■ **Directions for this task**: Scan the entries below and count the lines holding the string "first". Supply only the number.

■ **Records shown**:
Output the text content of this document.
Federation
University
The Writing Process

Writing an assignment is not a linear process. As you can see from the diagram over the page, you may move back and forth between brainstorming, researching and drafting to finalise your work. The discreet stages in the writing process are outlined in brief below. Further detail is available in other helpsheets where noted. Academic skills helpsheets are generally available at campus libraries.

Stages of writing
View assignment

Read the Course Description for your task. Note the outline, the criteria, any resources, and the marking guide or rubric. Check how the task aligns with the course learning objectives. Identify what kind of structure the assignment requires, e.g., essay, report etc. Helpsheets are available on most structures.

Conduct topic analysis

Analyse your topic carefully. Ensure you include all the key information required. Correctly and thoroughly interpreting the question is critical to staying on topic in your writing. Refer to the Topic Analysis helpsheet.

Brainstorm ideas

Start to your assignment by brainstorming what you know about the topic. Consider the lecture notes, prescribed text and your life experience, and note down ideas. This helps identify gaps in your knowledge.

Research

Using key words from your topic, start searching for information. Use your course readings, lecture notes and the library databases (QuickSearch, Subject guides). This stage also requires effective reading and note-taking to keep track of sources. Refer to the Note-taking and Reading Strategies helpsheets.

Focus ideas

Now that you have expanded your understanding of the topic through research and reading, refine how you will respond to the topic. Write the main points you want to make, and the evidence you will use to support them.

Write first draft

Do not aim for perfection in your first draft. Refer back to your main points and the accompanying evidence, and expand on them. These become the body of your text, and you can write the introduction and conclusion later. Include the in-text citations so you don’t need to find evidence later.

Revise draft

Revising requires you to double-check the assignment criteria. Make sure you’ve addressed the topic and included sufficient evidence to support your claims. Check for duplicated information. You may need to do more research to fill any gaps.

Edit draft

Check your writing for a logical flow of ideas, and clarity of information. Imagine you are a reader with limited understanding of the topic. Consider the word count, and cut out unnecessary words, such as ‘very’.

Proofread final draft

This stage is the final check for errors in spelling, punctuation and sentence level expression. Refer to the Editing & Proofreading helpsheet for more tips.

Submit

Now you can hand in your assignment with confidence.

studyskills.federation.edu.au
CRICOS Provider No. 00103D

■ **Result for this exercise**: 2